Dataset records
☆ ☆ ☆ ☆ ☆

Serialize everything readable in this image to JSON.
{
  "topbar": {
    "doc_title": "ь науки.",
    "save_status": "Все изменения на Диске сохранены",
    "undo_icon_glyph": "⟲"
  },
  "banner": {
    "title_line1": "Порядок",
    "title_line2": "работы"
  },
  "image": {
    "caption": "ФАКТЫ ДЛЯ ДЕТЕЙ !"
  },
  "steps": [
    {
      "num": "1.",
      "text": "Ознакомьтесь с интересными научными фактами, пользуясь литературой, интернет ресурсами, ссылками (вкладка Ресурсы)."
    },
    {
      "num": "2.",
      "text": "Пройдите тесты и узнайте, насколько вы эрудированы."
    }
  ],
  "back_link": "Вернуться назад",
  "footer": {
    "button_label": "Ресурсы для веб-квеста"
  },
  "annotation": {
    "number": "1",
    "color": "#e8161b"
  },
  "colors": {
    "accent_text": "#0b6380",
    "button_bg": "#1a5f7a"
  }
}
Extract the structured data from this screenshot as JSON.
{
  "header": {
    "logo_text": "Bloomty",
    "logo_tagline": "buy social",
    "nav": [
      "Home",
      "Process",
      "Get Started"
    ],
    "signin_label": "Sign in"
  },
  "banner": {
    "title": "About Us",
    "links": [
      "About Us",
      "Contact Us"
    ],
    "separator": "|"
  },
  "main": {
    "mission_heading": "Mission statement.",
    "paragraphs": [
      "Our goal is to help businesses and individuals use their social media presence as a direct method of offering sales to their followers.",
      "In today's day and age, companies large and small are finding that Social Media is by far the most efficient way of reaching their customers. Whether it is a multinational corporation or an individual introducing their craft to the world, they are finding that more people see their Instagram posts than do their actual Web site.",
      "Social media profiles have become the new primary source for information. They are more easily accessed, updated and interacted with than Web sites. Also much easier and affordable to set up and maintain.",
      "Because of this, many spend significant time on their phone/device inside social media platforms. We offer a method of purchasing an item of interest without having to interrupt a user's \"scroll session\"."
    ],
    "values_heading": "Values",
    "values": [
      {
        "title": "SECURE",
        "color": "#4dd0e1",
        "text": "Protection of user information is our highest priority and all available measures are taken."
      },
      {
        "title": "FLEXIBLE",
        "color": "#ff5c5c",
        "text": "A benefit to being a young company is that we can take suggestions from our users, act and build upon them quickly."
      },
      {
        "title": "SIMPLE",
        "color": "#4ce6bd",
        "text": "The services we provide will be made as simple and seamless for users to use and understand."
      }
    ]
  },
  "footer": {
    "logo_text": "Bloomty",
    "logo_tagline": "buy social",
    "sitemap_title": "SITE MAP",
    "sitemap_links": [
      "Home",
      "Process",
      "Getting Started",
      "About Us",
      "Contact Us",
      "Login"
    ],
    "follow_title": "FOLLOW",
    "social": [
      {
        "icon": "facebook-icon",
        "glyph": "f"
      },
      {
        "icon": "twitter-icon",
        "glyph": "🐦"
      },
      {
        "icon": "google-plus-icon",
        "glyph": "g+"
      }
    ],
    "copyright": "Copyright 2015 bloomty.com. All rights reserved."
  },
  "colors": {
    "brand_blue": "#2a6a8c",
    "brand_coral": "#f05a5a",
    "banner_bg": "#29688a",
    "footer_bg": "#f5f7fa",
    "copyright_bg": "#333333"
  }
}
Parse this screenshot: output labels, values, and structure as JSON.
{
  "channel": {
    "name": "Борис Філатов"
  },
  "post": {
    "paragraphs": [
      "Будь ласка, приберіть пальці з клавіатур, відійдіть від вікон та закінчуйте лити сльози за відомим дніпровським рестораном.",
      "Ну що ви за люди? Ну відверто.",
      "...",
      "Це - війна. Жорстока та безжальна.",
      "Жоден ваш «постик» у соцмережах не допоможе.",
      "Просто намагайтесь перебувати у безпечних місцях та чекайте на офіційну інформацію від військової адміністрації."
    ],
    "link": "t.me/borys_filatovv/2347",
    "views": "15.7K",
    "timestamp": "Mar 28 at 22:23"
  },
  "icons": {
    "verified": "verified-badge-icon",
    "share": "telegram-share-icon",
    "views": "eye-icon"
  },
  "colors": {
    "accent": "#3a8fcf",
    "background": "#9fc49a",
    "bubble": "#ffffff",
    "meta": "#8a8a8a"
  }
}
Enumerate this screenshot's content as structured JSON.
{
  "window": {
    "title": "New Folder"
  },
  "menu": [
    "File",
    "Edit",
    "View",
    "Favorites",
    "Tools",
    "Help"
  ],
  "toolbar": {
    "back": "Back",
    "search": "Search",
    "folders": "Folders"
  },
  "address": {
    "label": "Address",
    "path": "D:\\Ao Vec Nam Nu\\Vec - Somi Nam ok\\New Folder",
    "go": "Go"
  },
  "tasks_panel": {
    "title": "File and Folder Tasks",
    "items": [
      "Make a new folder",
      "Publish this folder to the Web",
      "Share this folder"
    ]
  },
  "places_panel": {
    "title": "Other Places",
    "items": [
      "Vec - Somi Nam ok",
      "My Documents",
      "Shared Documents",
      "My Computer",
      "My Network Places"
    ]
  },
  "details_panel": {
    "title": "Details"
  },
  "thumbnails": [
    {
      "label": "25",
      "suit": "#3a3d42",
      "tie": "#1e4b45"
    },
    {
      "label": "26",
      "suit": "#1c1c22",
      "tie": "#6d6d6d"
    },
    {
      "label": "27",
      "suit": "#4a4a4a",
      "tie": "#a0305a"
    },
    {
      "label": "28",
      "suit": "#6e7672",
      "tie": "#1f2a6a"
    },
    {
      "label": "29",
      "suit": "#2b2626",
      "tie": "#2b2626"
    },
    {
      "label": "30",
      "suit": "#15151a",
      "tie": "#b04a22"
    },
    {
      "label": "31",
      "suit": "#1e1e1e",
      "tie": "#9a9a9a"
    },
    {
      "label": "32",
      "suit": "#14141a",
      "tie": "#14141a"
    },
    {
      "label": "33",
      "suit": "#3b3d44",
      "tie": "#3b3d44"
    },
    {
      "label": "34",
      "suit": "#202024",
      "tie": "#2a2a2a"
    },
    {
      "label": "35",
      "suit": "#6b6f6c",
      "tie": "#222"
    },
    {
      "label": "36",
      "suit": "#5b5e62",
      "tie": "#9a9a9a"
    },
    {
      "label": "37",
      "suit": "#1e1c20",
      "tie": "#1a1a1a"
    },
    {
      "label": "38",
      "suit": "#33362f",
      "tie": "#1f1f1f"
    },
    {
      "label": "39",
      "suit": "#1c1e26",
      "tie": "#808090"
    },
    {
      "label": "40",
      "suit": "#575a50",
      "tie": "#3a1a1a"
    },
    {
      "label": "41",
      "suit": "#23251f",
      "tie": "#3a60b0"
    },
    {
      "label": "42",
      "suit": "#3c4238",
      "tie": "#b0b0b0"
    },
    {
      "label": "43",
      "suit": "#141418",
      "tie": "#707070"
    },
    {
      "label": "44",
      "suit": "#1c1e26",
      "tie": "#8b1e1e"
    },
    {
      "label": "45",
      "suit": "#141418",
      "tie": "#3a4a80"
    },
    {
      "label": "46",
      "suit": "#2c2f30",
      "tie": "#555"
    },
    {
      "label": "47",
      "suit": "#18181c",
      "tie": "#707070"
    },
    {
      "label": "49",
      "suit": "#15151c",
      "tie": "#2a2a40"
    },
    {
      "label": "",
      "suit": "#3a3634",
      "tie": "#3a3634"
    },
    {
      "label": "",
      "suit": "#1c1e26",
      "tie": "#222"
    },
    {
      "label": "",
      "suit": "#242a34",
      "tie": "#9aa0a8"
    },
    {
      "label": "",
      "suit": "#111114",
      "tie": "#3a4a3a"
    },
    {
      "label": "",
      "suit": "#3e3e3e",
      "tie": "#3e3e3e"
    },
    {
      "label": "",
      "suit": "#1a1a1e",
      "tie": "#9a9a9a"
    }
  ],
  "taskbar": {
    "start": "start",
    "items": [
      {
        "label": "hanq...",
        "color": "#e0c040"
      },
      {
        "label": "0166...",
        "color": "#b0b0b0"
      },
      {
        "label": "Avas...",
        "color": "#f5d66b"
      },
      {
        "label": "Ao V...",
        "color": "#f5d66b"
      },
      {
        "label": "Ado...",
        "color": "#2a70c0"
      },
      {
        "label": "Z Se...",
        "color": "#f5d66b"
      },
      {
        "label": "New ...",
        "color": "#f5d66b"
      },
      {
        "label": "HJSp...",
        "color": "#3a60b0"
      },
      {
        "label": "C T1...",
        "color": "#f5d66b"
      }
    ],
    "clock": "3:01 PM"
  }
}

☆ ☆ ☆ ☆ ☆

• [Challenge]: Identify each line containing the string "that" and copy it out.

• [Right answer]:
      "In today's day and age, companies large and small are finding that Social Media is by far the most efficient way of reaching their customers. Whether it is a multinational corporation or an individual introducing their craft to the world, they are finding that more people see their Instagram posts than do their actual Web site.",
        "text": "A benefit to being a young company is that we can take suggestions from our users, act and build upon them quickly."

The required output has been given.